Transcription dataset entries
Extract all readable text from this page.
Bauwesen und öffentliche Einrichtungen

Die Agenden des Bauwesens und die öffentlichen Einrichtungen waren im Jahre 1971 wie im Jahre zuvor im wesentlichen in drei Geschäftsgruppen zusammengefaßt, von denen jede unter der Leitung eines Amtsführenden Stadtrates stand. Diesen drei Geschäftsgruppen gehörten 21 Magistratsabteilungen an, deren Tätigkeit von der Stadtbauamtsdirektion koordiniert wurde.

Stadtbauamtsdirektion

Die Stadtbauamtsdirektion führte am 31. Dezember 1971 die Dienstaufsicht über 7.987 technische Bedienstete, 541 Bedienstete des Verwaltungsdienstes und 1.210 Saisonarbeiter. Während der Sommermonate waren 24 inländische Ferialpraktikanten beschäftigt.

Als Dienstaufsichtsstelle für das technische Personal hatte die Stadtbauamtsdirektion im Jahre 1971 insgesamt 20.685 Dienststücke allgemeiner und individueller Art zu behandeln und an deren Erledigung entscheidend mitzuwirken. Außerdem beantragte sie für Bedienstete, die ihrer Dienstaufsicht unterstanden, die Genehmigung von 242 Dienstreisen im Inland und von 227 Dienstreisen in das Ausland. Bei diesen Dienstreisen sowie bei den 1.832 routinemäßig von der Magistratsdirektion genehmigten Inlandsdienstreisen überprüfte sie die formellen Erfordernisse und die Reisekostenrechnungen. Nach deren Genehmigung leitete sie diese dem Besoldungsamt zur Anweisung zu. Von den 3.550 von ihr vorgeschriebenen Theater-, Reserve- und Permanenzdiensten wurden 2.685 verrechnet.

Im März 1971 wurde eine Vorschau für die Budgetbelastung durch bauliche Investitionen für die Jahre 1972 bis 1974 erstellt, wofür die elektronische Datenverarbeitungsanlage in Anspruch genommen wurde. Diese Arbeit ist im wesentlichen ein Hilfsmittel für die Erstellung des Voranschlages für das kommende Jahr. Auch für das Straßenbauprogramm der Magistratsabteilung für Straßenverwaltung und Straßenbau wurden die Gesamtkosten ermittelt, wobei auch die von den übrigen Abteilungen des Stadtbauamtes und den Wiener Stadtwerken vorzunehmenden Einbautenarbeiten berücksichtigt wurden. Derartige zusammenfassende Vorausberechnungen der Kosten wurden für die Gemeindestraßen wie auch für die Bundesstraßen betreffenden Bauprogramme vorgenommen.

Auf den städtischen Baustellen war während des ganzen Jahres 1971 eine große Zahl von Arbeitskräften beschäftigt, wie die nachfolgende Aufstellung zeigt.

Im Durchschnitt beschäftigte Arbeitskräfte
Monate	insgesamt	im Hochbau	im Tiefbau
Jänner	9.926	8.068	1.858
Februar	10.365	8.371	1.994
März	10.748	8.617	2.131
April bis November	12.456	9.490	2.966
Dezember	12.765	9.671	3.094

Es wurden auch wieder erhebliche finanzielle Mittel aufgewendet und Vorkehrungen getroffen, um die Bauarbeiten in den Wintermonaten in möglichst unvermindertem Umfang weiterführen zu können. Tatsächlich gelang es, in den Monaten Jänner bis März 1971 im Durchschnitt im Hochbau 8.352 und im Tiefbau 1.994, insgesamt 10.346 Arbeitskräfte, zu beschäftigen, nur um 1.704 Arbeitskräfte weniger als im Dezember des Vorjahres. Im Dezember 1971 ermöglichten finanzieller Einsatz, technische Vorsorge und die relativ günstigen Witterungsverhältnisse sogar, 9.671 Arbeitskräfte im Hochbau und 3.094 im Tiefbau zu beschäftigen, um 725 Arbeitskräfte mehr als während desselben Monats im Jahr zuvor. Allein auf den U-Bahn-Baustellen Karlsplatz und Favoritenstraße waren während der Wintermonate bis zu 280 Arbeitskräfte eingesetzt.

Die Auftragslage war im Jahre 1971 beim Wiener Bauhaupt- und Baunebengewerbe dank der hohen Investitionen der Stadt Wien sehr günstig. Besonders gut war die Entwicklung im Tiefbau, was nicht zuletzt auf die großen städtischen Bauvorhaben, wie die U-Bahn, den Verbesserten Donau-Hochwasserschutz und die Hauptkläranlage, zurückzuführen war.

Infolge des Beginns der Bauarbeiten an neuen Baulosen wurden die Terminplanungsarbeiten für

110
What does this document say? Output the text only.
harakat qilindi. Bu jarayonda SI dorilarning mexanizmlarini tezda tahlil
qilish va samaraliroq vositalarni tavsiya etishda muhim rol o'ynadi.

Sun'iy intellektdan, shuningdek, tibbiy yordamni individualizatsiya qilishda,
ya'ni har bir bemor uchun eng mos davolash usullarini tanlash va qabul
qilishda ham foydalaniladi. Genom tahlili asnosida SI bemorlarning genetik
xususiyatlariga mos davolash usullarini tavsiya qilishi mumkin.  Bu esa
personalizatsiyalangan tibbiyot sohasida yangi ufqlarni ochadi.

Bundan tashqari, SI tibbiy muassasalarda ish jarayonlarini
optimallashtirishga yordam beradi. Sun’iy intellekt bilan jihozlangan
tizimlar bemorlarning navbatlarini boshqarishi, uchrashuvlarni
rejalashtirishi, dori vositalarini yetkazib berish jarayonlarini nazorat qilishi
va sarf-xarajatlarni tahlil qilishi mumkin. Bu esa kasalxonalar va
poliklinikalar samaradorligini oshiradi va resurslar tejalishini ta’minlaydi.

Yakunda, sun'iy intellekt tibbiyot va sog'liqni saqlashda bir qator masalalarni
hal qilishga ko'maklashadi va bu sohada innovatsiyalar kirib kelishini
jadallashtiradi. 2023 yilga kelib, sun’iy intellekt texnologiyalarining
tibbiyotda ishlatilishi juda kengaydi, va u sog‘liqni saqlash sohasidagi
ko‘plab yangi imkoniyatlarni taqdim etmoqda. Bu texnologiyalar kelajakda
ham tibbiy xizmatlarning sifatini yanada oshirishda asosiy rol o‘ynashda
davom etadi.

| To do |
Among the records above, which lines hold the word "this"? Copy each one.

| Task response |
Extract all readable text from this page.
What does this document say? Output the text only.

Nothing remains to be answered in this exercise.